PROBLEM REQUIREMENTS>
Determine which lines contain the word "true", then copy those lines.

Figure dataset records
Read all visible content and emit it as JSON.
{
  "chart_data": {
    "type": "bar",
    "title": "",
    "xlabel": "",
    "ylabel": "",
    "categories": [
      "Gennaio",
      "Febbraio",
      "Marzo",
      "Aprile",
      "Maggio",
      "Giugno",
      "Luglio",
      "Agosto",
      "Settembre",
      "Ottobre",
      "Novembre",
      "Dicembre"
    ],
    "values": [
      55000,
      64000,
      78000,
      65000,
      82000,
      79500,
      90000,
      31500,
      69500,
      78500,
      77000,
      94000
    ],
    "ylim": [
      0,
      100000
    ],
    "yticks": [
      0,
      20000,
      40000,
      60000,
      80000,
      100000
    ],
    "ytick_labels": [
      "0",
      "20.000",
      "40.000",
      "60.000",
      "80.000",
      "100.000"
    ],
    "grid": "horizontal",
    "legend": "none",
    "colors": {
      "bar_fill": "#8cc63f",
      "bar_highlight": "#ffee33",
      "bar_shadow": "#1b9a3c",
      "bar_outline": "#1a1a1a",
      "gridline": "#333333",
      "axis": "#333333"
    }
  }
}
==
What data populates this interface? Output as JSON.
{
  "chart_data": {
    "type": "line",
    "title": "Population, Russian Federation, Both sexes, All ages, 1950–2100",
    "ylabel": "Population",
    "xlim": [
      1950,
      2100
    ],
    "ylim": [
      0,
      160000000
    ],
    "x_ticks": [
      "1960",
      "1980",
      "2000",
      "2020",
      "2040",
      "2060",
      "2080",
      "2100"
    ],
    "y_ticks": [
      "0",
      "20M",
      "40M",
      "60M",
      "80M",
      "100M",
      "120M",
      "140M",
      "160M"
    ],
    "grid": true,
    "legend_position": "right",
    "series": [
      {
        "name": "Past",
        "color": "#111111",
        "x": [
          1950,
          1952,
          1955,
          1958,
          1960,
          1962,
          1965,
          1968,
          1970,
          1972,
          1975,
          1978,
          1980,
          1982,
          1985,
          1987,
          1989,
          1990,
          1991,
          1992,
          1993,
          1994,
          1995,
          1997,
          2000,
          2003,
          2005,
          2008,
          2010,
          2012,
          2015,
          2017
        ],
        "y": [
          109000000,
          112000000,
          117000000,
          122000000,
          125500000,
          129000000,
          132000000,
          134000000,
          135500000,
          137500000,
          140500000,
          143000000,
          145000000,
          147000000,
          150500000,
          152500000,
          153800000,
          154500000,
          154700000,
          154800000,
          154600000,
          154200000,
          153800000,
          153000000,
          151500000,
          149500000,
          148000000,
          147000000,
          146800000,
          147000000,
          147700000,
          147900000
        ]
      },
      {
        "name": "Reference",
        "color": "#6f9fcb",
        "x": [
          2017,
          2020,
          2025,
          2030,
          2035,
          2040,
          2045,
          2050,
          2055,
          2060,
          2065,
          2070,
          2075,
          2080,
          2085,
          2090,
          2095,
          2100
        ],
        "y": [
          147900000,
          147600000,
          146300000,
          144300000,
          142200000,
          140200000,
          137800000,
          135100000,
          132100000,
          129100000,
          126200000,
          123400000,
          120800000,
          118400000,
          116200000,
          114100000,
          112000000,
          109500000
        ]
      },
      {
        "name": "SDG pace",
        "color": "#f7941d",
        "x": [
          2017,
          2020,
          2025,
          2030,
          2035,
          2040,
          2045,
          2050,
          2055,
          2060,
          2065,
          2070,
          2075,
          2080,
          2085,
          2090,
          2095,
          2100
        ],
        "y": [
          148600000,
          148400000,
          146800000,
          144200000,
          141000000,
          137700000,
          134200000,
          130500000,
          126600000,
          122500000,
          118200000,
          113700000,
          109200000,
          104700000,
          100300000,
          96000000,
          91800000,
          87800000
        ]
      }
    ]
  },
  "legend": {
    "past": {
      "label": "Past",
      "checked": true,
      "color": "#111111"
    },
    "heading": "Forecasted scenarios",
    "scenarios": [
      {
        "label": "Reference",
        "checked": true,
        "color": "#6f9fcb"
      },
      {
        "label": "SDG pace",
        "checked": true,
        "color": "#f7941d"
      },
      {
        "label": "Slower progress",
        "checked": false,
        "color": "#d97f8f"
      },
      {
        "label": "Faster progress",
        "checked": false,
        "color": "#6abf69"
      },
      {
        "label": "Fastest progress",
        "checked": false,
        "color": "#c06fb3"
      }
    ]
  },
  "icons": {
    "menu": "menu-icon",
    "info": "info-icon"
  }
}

RESULT FOR THIS EXERCISE>
    "grid": true,
      "checked": true,
        "checked": true,
        "checked": true,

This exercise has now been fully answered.